Task prompt ▸ Quote the whole listing word for word. Do not include the pictures.

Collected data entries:
--- Begin ---

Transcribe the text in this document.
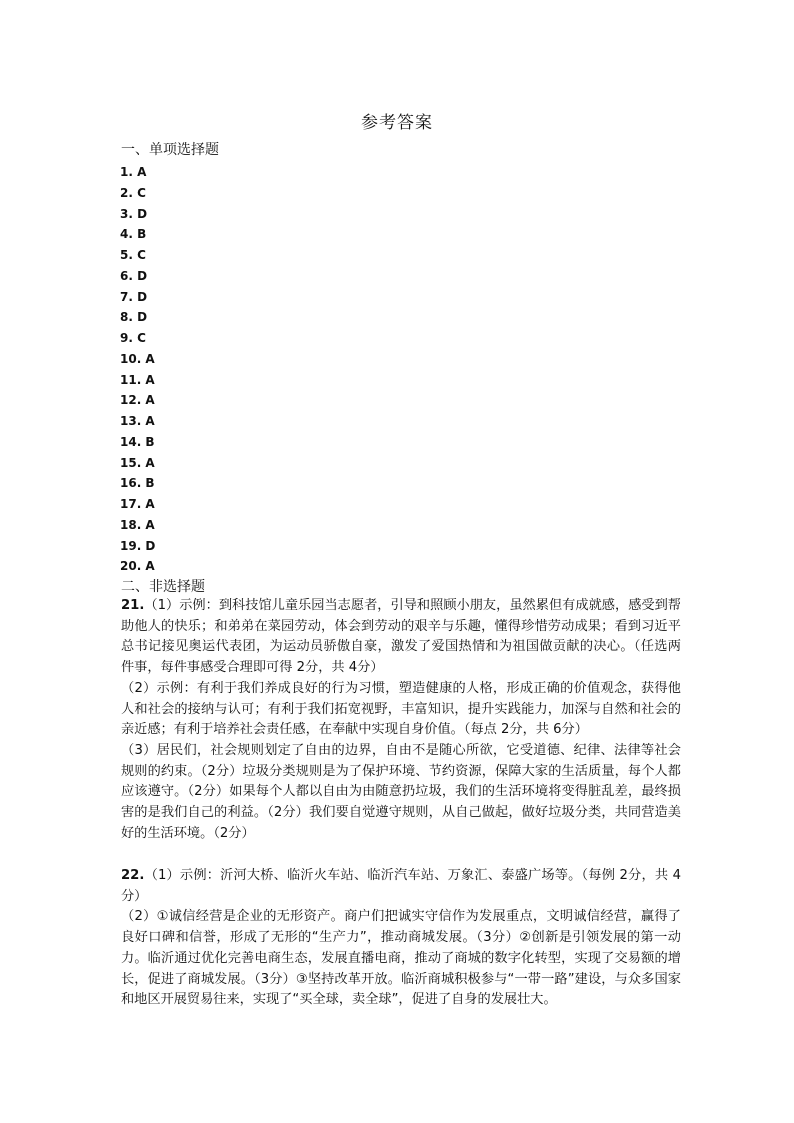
参考答案
一、单项选择题
1. A
2. C
3. D
4. B
5. C
6. D
7. D
8. D
9. C
10. A
11. A
12. A
13. A
14. B
15. A
16. B
17. A
18. A
19. D
20. A
二、非选择题

21.（1）示例：到科技馆儿童乐园当志愿者，引导和照顾小朋友，虽然累但有成就感，感受到帮助他人的快乐；和弟弟在菜园劳动，体会到劳动的艰辛与乐趣，懂得珍惜劳动成果；看到习近平总书记接见奥运代表团，为运动员骄傲自豪，激发了爱国热情和为祖国做贡献的决心。（任选两件事，每件事感受合理即可得 2分，共 4分）

（2）示例：有利于我们养成良好的行为习惯，塑造健康的人格，形成正确的价值观念，获得他人和社会的接纳与认可；有利于我们拓宽视野，丰富知识，提升实践能力，加深与自然和社会的亲近感；有利于培养社会责任感，在奉献中实现自身价值。（每点 2分，共 6分）

（3）居民们，社会规则划定了自由的边界，自由不是随心所欲，它受道德、纪律、法律等社会规则的约束。（2分）垃圾分类规则是为了保护环境、节约资源，保障大家的生活质量，每个人都应该遵守。（2分）如果每个人都以自由为由随意扔垃圾，我们的生活环境将变得脏乱差，最终损害的是我们自己的利益。（2分）我们要自觉遵守规则，从自己做起，做好垃圾分类，共同营造美好的生活环境。（2分）

22.（1）示例：沂河大桥、临沂火车站、临沂汽车站、万象汇、泰盛广场等。（每例 2分，共 4分）

（2）①诚信经营是企业的无形资产。商户们把诚实守信作为发展重点，文明诚信经营，赢得了良好口碑和信誉，形成了无形的“生产力”，推动商城发展。（3分）②创新是引领发展的第一动力。临沂通过优化完善电商生态，发展直播电商，推动了商城的数字化转型，实现了交易额的增长，促进了商城发展。（3分）③坚持改革开放。临沂商城积极参与“一带一路”建设，与众多国家和地区开展贸易往来，实现了“买全球，卖全球”，促进了自身的发展壮大。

--- End ---

Right answer ▸
Transcribe the text in this document.
参考答案
一、单项选择题
1. A
2. C
3. D
4. B
5. C
6. D
7. D
8. D
9. C
10. A
11. A
12. A
13. A
14. B
15. A
16. B
17. A
18. A
19. D
20. A
二、非选择题

21.（1）示例：到科技馆儿童乐园当志愿者，引导和照顾小朋友，虽然累但有成就感，感受到帮助他人的快乐；和弟弟在菜园劳动，体会到劳动的艰辛与乐趣，懂得珍惜劳动成果；看到习近平总书记接见奥运代表团，为运动员骄傲自豪，激发了爱国热情和为祖国做贡献的决心。（任选两件事，每件事感受合理即可得 2分，共 4分）

（2）示例：有利于我们养成良好的行为习惯，塑造健康的人格，形成正确的价值观念，获得他人和社会的接纳与认可；有利于我们拓宽视野，丰富知识，提升实践能力，加深与自然和社会的亲近感；有利于培养社会责任感，在奉献中实现自身价值。（每点 2分，共 6分）

（3）居民们，社会规则划定了自由的边界，自由不是随心所欲，它受道德、纪律、法律等社会规则的约束。（2分）垃圾分类规则是为了保护环境、节约资源，保障大家的生活质量，每个人都应该遵守。（2分）如果每个人都以自由为由随意扔垃圾，我们的生活环境将变得脏乱差，最终损害的是我们自己的利益。（2分）我们要自觉遵守规则，从自己做起，做好垃圾分类，共同营造美好的生活环境。（2分）

22.（1）示例：沂河大桥、临沂火车站、临沂汽车站、万象汇、泰盛广场等。（每例 2分，共 4分）

（2）①诚信经营是企业的无形资产。商户们把诚实守信作为发展重点，文明诚信经营，赢得了良好口碑和信誉，形成了无形的“生产力”，推动商城发展。（3分）②创新是引领发展的第一动力。临沂通过优化完善电商生态，发展直播电商，推动了商城的数字化转型，实现了交易额的增长，促进了商城发展。（3分）③坚持改革开放。临沂商城积极参与“一带一路”建设，与众多国家和地区开展贸易往来，实现了“买全球，卖全球”，促进了自身的发展壮大。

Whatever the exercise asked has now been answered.